◆ THE REQUEST
Write out the material exactly, without any of its pictures.

:: THE INPUT

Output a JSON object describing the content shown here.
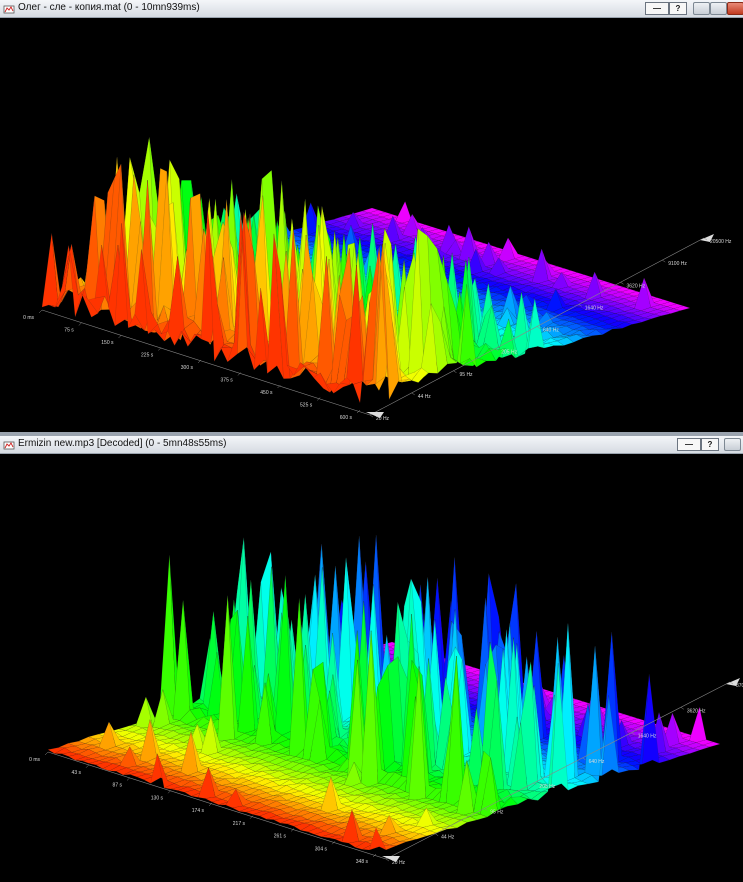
{
  "windows": [
    {
      "title": "Олег - сле - копия.mat (0 - 10mn939ms)",
      "time_labels": [
        "0 ms",
        "75 s",
        "150 s",
        "225 s",
        "300 s",
        "375 s",
        "450 s",
        "525 s",
        "600 s"
      ],
      "freq_labels": [
        "20 Hz",
        "44 Hz",
        "95 Hz",
        "205 Hz",
        "640 Hz",
        "1640 Hz",
        "3620 Hz",
        "9100 Hz",
        "20500 Hz"
      ]
    },
    {
      "title": "Ermizin new.mp3 [Decoded] (0 - 5mn48s55ms)",
      "time_labels": [
        "0 ms",
        "43 s",
        "87 s",
        "130 s",
        "174 s",
        "217 s",
        "261 s",
        "304 s",
        "348 s"
      ],
      "freq_labels": [
        "20 Hz",
        "44 Hz",
        "95 Hz",
        "205 Hz",
        "640 Hz",
        "1640 Hz",
        "3620 Hz",
        "8700 Hz"
      ]
    }
  ],
  "buttons": {
    "minimize_label": "—",
    "help_label": "?"
  },
  "colors": {
    "background": "#000000",
    "low_freq": "#ff2a00",
    "mid_freq": "#ffff00",
    "high_freq": "#00ffff",
    "top_freq": "#ff00ff"
  }
}
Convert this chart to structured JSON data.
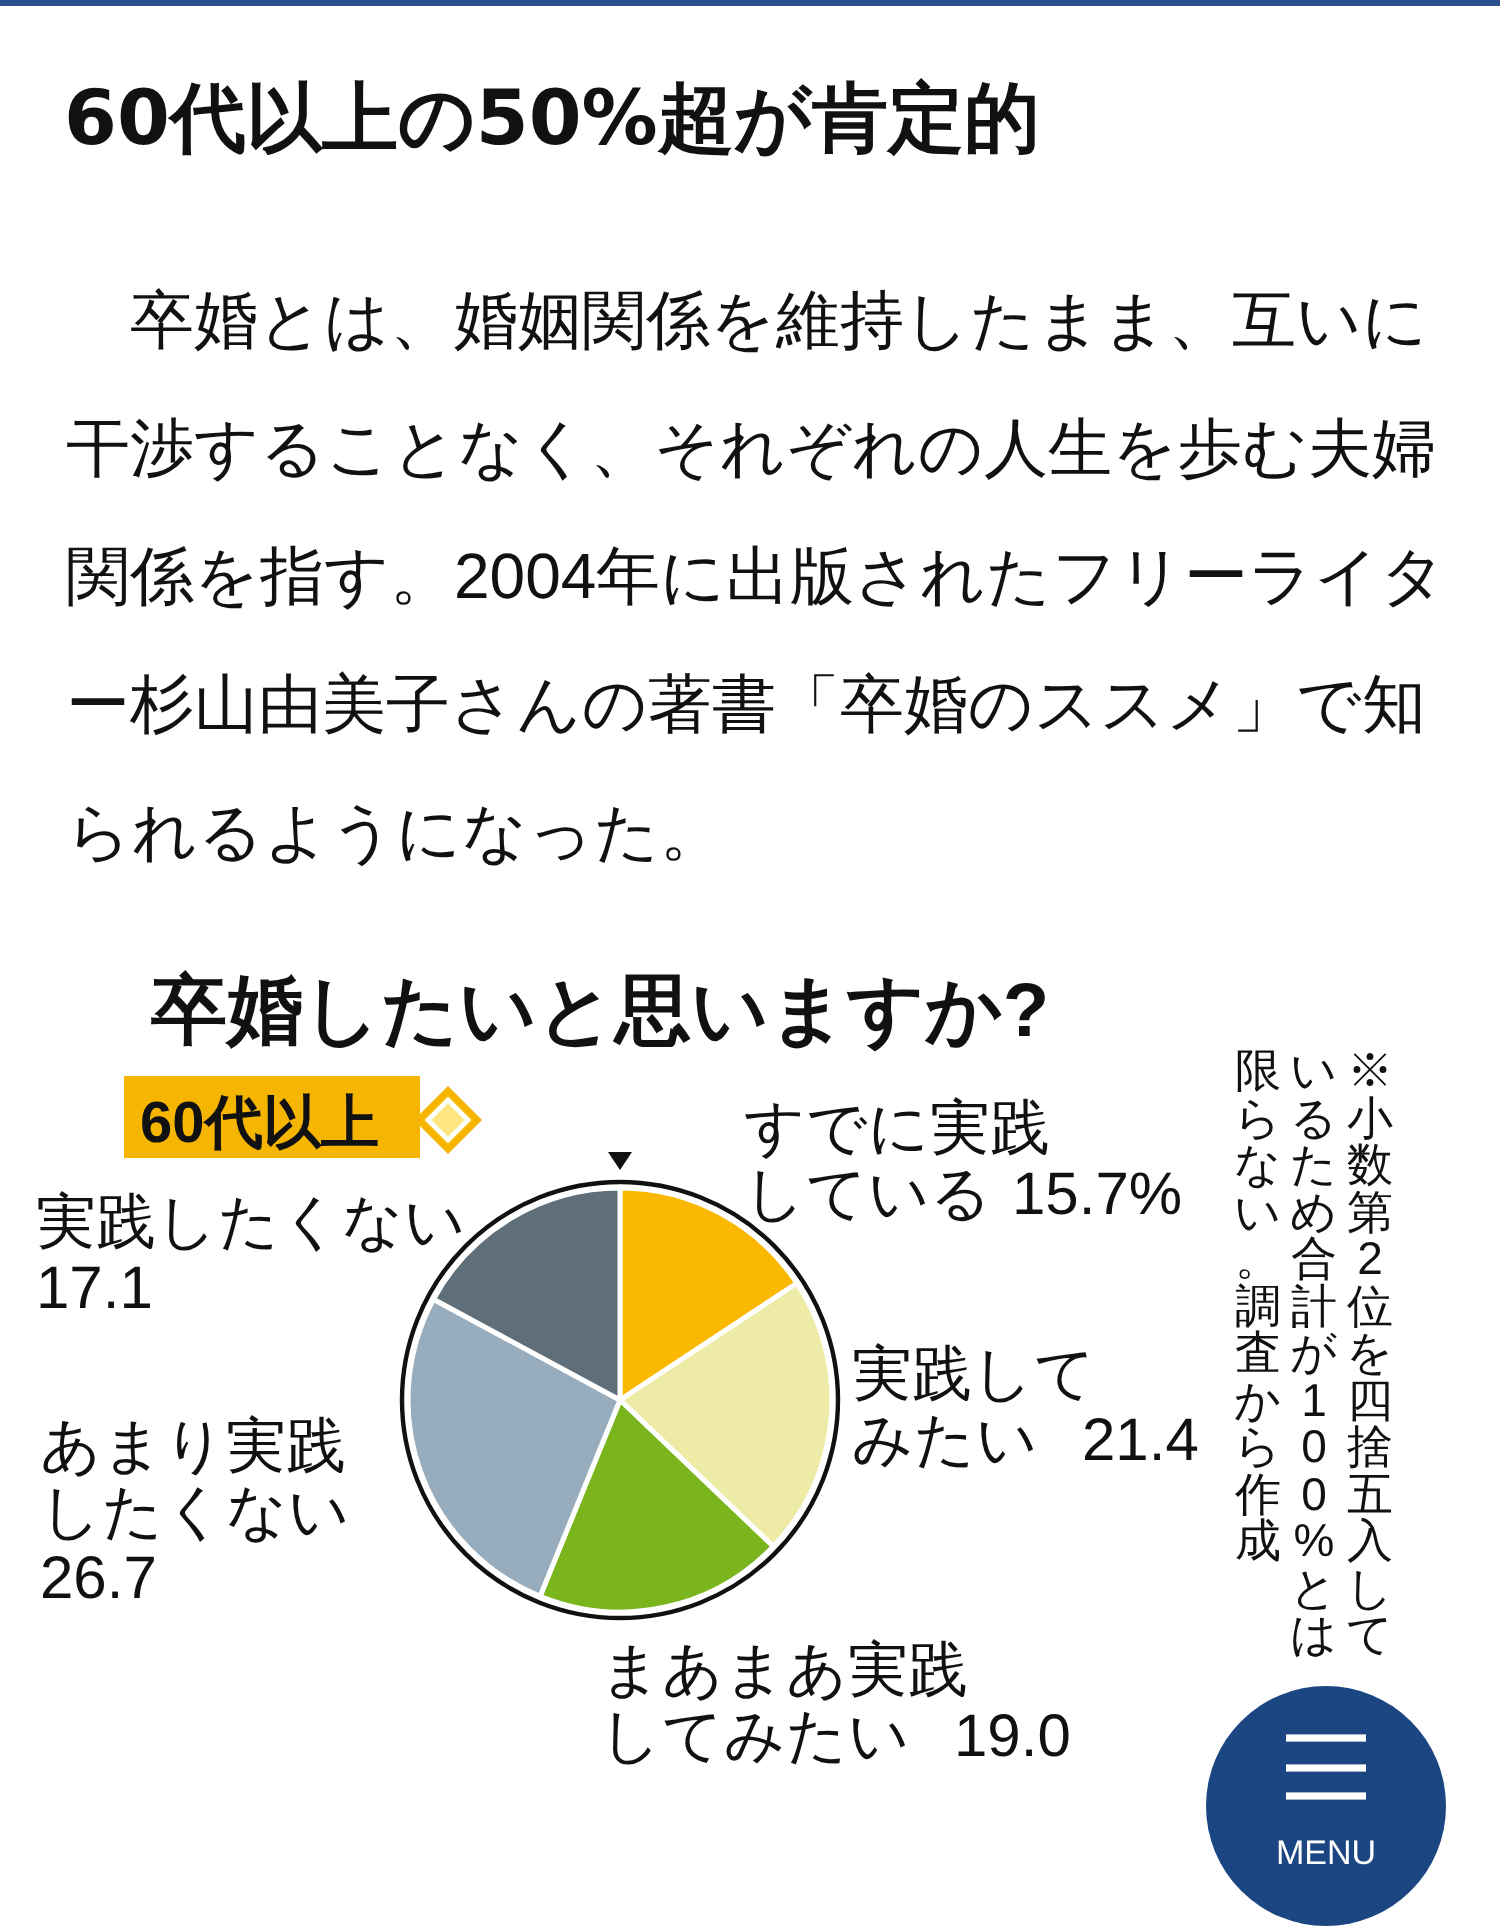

::::

◆ TASK RESULT
Output a JSON object describing the content shown here.
{
  "windows": [
    {
      "title": "Олег - сле - копия.mat (0 - 10mn939ms)",
      "time_labels": [
        "0 ms",
        "75 s",
        "150 s",
        "225 s",
        "300 s",
        "375 s",
        "450 s",
        "525 s",
        "600 s"
      ],
      "freq_labels": [
        "20 Hz",
        "44 Hz",
        "95 Hz",
        "205 Hz",
        "640 Hz",
        "1640 Hz",
        "3620 Hz",
        "9100 Hz",
        "20500 Hz"
      ]
    },
    {
      "title": "Ermizin new.mp3 [Decoded] (0 - 5mn48s55ms)",
      "time_labels": [
        "0 ms",
        "43 s",
        "87 s",
        "130 s",
        "174 s",
        "217 s",
        "261 s",
        "304 s",
        "348 s"
      ],
      "freq_labels": [
        "20 Hz",
        "44 Hz",
        "95 Hz",
        "205 Hz",
        "640 Hz",
        "1640 Hz",
        "3620 Hz",
        "8700 Hz"
      ]
    }
  ],
  "buttons": {
    "minimize_label": "—",
    "help_label": "?"
  },
  "colors": {
    "background": "#000000",
    "low_freq": "#ff2a00",
    "mid_freq": "#ffff00",
    "high_freq": "#00ffff",
    "top_freq": "#ff00ff"
  }
}
Convert this chart to structured JSON data.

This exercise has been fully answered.